* start *
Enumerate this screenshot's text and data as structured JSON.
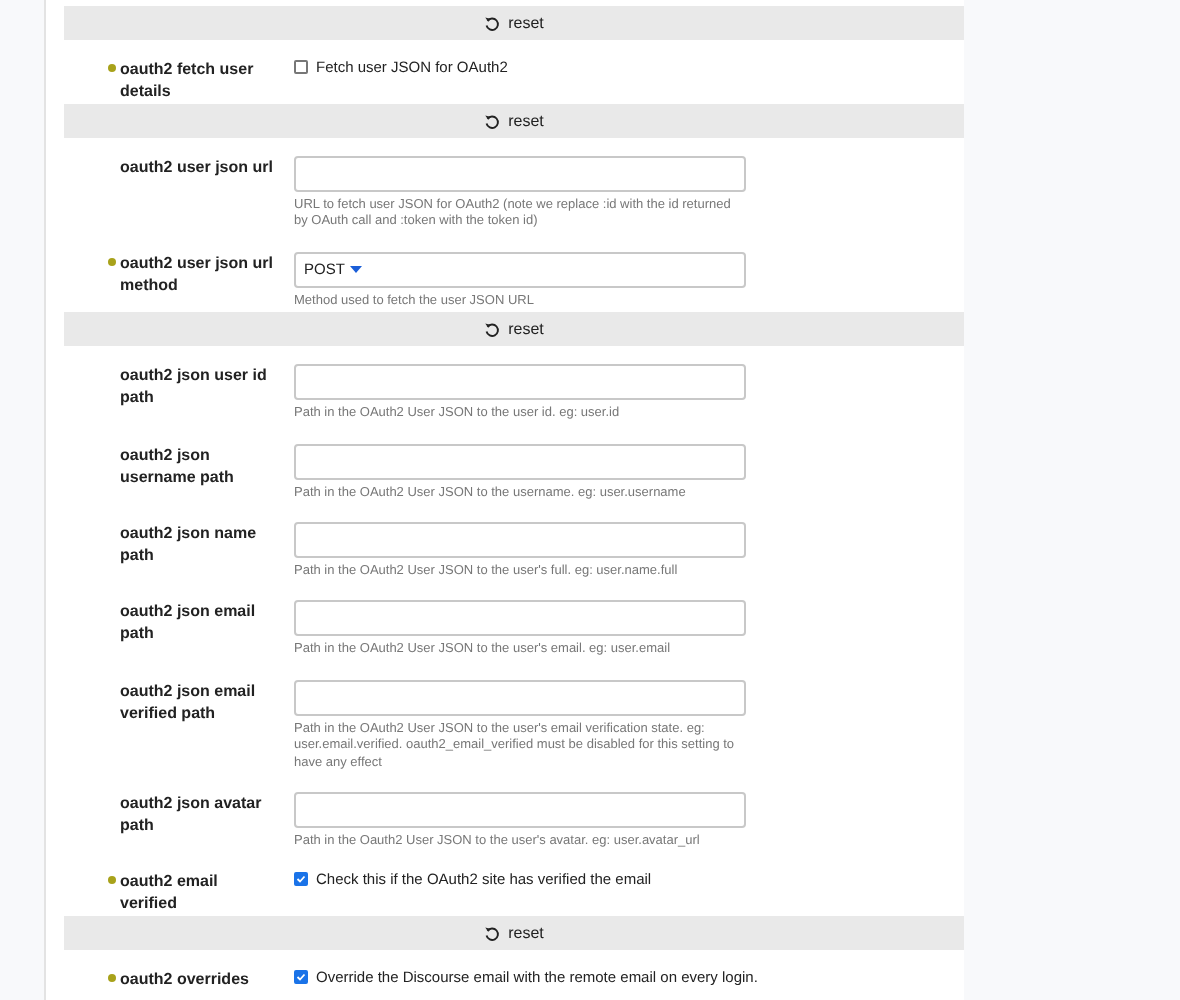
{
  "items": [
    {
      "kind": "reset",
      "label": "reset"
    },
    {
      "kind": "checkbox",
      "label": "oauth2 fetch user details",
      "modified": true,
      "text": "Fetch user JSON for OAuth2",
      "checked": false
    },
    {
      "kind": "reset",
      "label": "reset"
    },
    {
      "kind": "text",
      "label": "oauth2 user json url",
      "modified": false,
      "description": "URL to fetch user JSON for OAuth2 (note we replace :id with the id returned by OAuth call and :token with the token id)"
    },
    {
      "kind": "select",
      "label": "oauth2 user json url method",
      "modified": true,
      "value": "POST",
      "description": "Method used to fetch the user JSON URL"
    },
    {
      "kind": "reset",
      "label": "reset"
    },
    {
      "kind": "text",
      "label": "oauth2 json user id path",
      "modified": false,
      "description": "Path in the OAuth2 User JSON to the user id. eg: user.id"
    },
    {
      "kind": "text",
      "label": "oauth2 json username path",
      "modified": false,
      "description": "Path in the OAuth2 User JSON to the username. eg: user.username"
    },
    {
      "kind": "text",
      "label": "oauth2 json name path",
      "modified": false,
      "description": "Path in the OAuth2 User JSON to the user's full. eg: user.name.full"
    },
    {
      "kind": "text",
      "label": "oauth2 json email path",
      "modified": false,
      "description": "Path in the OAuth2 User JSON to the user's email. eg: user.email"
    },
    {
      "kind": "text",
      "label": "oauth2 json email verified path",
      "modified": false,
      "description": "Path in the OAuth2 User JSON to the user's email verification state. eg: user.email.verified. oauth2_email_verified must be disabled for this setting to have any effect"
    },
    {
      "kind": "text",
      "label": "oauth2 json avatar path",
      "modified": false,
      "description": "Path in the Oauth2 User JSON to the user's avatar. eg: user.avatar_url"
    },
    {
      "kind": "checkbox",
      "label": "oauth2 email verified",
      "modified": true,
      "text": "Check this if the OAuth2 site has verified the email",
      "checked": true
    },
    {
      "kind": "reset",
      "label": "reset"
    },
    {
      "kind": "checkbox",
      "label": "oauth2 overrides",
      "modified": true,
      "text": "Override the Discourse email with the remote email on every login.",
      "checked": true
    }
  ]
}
* end *
* start *
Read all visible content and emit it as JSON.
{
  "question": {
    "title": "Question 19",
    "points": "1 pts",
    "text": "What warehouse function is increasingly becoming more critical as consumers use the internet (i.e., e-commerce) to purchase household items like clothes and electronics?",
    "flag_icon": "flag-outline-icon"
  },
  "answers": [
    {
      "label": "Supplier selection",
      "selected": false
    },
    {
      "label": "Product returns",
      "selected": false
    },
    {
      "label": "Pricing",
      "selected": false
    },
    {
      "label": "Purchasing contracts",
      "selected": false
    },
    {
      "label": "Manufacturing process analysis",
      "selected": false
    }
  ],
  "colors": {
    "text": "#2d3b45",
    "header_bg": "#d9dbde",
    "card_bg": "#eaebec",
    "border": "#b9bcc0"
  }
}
* end *
_Given problem_
Give every line of the material that includes the string "this".

_Task output_
Enumerate this screenshot's text and data as structured JSON.
      "description": "Path in the OAuth2 User JSON to the user's email verification state. eg: user.email.verified. oauth2_email_verified must be disabled for this setting to have any effect"
      "text": "Check this if the OAuth2 site has verified the email",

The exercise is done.